> [GOAL OF THE EXERCISE]: Copy out every record below, word for word.

> [DATASET ROWS]:
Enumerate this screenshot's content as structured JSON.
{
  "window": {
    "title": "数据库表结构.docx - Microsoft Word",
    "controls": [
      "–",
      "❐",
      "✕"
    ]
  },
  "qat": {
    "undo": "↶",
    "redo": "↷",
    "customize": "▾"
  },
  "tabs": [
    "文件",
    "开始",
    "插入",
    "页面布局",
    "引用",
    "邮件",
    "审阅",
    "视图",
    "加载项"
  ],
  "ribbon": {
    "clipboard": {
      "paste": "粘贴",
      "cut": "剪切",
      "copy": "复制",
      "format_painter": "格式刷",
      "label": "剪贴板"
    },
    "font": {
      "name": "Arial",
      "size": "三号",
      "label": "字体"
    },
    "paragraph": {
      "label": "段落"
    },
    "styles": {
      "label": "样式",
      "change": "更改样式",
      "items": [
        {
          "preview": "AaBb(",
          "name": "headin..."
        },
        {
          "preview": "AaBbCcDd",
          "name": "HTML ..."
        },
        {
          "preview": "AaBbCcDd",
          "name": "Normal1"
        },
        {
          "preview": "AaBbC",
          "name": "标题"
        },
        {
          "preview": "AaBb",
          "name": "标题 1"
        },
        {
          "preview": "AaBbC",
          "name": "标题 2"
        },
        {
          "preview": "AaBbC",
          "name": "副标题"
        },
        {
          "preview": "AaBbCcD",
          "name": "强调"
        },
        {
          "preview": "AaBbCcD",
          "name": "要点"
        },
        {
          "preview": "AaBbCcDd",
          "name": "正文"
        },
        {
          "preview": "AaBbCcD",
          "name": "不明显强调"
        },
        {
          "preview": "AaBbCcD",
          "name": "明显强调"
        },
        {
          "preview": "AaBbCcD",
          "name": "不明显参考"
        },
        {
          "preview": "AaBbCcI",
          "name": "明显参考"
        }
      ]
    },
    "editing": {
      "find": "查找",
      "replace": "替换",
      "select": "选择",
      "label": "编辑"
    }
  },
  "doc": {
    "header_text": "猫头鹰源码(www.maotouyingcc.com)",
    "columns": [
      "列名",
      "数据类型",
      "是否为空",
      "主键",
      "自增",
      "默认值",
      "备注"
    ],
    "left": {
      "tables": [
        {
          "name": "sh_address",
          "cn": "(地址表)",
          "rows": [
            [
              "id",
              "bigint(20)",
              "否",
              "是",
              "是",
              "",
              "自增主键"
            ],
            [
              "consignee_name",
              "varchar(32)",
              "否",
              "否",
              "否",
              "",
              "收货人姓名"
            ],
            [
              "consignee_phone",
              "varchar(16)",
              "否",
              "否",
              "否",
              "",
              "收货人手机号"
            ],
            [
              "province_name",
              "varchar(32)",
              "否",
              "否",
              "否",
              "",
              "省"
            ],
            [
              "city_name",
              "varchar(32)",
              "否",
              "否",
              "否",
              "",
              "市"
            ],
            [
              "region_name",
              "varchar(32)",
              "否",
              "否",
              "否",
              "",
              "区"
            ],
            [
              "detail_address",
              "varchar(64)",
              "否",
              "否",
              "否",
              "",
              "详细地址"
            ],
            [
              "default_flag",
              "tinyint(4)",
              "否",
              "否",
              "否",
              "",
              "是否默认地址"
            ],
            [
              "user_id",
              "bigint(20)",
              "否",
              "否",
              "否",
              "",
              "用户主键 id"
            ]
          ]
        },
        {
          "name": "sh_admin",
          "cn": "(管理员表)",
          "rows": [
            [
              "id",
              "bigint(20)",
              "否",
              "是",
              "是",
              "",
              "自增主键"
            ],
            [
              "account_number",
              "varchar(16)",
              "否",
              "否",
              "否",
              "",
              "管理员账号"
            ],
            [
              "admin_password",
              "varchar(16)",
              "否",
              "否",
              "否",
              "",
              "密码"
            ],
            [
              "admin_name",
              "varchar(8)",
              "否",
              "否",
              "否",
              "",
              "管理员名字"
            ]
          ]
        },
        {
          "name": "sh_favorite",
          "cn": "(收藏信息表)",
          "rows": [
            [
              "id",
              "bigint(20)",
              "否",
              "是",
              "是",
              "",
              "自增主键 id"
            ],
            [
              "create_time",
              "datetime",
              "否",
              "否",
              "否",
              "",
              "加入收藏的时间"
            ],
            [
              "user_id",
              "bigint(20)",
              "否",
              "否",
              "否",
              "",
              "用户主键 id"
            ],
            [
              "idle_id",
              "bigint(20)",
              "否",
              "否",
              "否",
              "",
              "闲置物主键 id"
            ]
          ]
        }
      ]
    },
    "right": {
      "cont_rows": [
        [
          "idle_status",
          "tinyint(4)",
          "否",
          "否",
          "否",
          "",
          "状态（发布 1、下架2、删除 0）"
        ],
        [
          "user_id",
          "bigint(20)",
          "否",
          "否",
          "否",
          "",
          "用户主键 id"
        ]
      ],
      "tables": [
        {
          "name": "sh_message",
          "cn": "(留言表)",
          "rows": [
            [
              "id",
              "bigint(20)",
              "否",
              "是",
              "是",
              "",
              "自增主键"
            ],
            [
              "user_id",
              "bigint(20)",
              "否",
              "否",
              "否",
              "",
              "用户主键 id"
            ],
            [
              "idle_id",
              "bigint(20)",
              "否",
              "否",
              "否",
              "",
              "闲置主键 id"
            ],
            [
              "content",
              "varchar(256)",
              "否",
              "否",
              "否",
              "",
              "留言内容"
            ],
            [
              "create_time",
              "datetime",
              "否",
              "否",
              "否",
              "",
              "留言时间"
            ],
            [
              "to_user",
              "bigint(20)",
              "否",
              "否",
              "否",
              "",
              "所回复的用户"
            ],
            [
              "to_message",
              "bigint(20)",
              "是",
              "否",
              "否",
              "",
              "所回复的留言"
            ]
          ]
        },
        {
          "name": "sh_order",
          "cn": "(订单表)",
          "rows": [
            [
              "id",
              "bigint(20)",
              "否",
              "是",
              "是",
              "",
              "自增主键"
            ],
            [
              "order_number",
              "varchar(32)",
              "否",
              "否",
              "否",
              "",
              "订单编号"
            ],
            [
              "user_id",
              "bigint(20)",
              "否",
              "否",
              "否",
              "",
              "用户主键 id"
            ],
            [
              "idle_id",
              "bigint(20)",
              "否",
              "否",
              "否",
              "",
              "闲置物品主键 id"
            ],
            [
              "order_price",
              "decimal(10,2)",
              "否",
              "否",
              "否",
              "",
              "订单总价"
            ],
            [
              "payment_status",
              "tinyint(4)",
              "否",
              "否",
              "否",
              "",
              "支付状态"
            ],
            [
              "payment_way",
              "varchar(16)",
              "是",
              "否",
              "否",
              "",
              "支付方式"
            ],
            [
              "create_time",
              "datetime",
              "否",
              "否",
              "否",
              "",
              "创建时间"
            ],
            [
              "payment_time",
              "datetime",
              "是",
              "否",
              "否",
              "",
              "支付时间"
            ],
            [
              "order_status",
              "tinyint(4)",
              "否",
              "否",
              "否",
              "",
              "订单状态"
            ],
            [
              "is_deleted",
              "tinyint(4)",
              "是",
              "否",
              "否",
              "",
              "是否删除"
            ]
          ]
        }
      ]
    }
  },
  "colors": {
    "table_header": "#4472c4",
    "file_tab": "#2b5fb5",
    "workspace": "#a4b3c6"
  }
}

> [TASK RESULT]:
Enumerate this screenshot's content as structured JSON.
{
  "window": {
    "title": "数据库表结构.docx - Microsoft Word",
    "controls": [
      "–",
      "❐",
      "✕"
    ]
  },
  "qat": {
    "undo": "↶",
    "redo": "↷",
    "customize": "▾"
  },
  "tabs": [
    "文件",
    "开始",
    "插入",
    "页面布局",
    "引用",
    "邮件",
    "审阅",
    "视图",
    "加载项"
  ],
  "ribbon": {
    "clipboard": {
      "paste": "粘贴",
      "cut": "剪切",
      "copy": "复制",
      "format_painter": "格式刷",
      "label": "剪贴板"
    },
    "font": {
      "name": "Arial",
      "size": "三号",
      "label": "字体"
    },
    "paragraph": {
      "label": "段落"
    },
    "styles": {
      "label": "样式",
      "change": "更改样式",
      "items": [
        {
          "preview": "AaBb(",
          "name": "headin..."
        },
        {
          "preview": "AaBbCcDd",
          "name": "HTML ..."
        },
        {
          "preview": "AaBbCcDd",
          "name": "Normal1"
        },
        {
          "preview": "AaBbC",
          "name": "标题"
        },
        {
          "preview": "AaBb",
          "name": "标题 1"
        },
        {
          "preview": "AaBbC",
          "name": "标题 2"
        },
        {
          "preview": "AaBbC",
          "name": "副标题"
        },
        {
          "preview": "AaBbCcD",
          "name": "强调"
        },
        {
          "preview": "AaBbCcD",
          "name": "要点"
        },
        {
          "preview": "AaBbCcDd",
          "name": "正文"
        },
        {
          "preview": "AaBbCcD",
          "name": "不明显强调"
        },
        {
          "preview": "AaBbCcD",
          "name": "明显强调"
        },
        {
          "preview": "AaBbCcD",
          "name": "不明显参考"
        },
        {
          "preview": "AaBbCcI",
          "name": "明显参考"
        }
      ]
    },
    "editing": {
      "find": "查找",
      "replace": "替换",
      "select": "选择",
      "label": "编辑"
    }
  },
  "doc": {
    "header_text": "猫头鹰源码(www.maotouyingcc.com)",
    "columns": [
      "列名",
      "数据类型",
      "是否为空",
      "主键",
      "自增",
      "默认值",
      "备注"
    ],
    "left": {
      "tables": [
        {
          "name": "sh_address",
          "cn": "(地址表)",
          "rows": [
            [
              "id",
              "bigint(20)",
              "否",
              "是",
              "是",
              "",
              "自增主键"
            ],
            [
              "consignee_name",
              "varchar(32)",
              "否",
              "否",
              "否",
              "",
              "收货人姓名"
            ],
            [
              "consignee_phone",
              "varchar(16)",
              "否",
              "否",
              "否",
              "",
              "收货人手机号"
            ],
            [
              "province_name",
              "varchar(32)",
              "否",
              "否",
              "否",
              "",
              "省"
            ],
            [
              "city_name",
              "varchar(32)",
              "否",
              "否",
              "否",
              "",
              "市"
            ],
            [
              "region_name",
              "varchar(32)",
              "否",
              "否",
              "否",
              "",
              "区"
            ],
            [
              "detail_address",
              "varchar(64)",
              "否",
              "否",
              "否",
              "",
              "详细地址"
            ],
            [
              "default_flag",
              "tinyint(4)",
              "否",
              "否",
              "否",
              "",
              "是否默认地址"
            ],
            [
              "user_id",
              "bigint(20)",
              "否",
              "否",
              "否",
              "",
              "用户主键 id"
            ]
          ]
        },
        {
          "name": "sh_admin",
          "cn": "(管理员表)",
          "rows": [
            [
              "id",
              "bigint(20)",
              "否",
              "是",
              "是",
              "",
              "自增主键"
            ],
            [
              "account_number",
              "varchar(16)",
              "否",
              "否",
              "否",
              "",
              "管理员账号"
            ],
            [
              "admin_password",
              "varchar(16)",
              "否",
              "否",
              "否",
              "",
              "密码"
            ],
            [
              "admin_name",
              "varchar(8)",
              "否",
              "否",
              "否",
              "",
              "管理员名字"
            ]
          ]
        },
        {
          "name": "sh_favorite",
          "cn": "(收藏信息表)",
          "rows": [
            [
              "id",
              "bigint(20)",
              "否",
              "是",
              "是",
              "",
              "自增主键 id"
            ],
            [
              "create_time",
              "datetime",
              "否",
              "否",
              "否",
              "",
              "加入收藏的时间"
            ],
            [
              "user_id",
              "bigint(20)",
              "否",
              "否",
              "否",
              "",
              "用户主键 id"
            ],
            [
              "idle_id",
              "bigint(20)",
              "否",
              "否",
              "否",
              "",
              "闲置物主键 id"
            ]
          ]
        }
      ]
    },
    "right": {
      "cont_rows": [
        [
          "idle_status",
          "tinyint(4)",
          "否",
          "否",
          "否",
          "",
          "状态（发布 1、下架2、删除 0）"
        ],
        [
          "user_id",
          "bigint(20)",
          "否",
          "否",
          "否",
          "",
          "用户主键 id"
        ]
      ],
      "tables": [
        {
          "name": "sh_message",
          "cn": "(留言表)",
          "rows": [
            [
              "id",
              "bigint(20)",
              "否",
              "是",
              "是",
              "",
              "自增主键"
            ],
            [
              "user_id",
              "bigint(20)",
              "否",
              "否",
              "否",
              "",
              "用户主键 id"
            ],
            [
              "idle_id",
              "bigint(20)",
              "否",
              "否",
              "否",
              "",
              "闲置主键 id"
            ],
            [
              "content",
              "varchar(256)",
              "否",
              "否",
              "否",
              "",
              "留言内容"
            ],
            [
              "create_time",
              "datetime",
              "否",
              "否",
              "否",
              "",
              "留言时间"
            ],
            [
              "to_user",
              "bigint(20)",
              "否",
              "否",
              "否",
              "",
              "所回复的用户"
            ],
            [
              "to_message",
              "bigint(20)",
              "是",
              "否",
              "否",
              "",
              "所回复的留言"
            ]
          ]
        },
        {
          "name": "sh_order",
          "cn": "(订单表)",
          "rows": [
            [
              "id",
              "bigint(20)",
              "否",
              "是",
              "是",
              "",
              "自增主键"
            ],
            [
              "order_number",
              "varchar(32)",
              "否",
              "否",
              "否",
              "",
              "订单编号"
            ],
            [
              "user_id",
              "bigint(20)",
              "否",
              "否",
              "否",
              "",
              "用户主键 id"
            ],
            [
              "idle_id",
              "bigint(20)",
              "否",
              "否",
              "否",
              "",
              "闲置物品主键 id"
            ],
            [
              "order_price",
              "decimal(10,2)",
              "否",
              "否",
              "否",
              "",
              "订单总价"
            ],
            [
              "payment_status",
              "tinyint(4)",
              "否",
              "否",
              "否",
              "",
              "支付状态"
            ],
            [
              "payment_way",
              "varchar(16)",
              "是",
              "否",
              "否",
              "",
              "支付方式"
            ],
            [
              "create_time",
              "datetime",
              "否",
              "否",
              "否",
              "",
              "创建时间"
            ],
            [
              "payment_time",
              "datetime",
              "是",
              "否",
              "否",
              "",
              "支付时间"
            ],
            [
              "order_status",
              "tinyint(4)",
              "否",
              "否",
              "否",
              "",
              "订单状态"
            ],
            [
              "is_deleted",
              "tinyint(4)",
              "是",
              "否",
              "否",
              "",
              "是否删除"
            ]
          ]
        }
      ]
    }
  },
  "colors": {
    "table_header": "#4472c4",
    "file_tab": "#2b5fb5",
    "workspace": "#a4b3c6"
  }
}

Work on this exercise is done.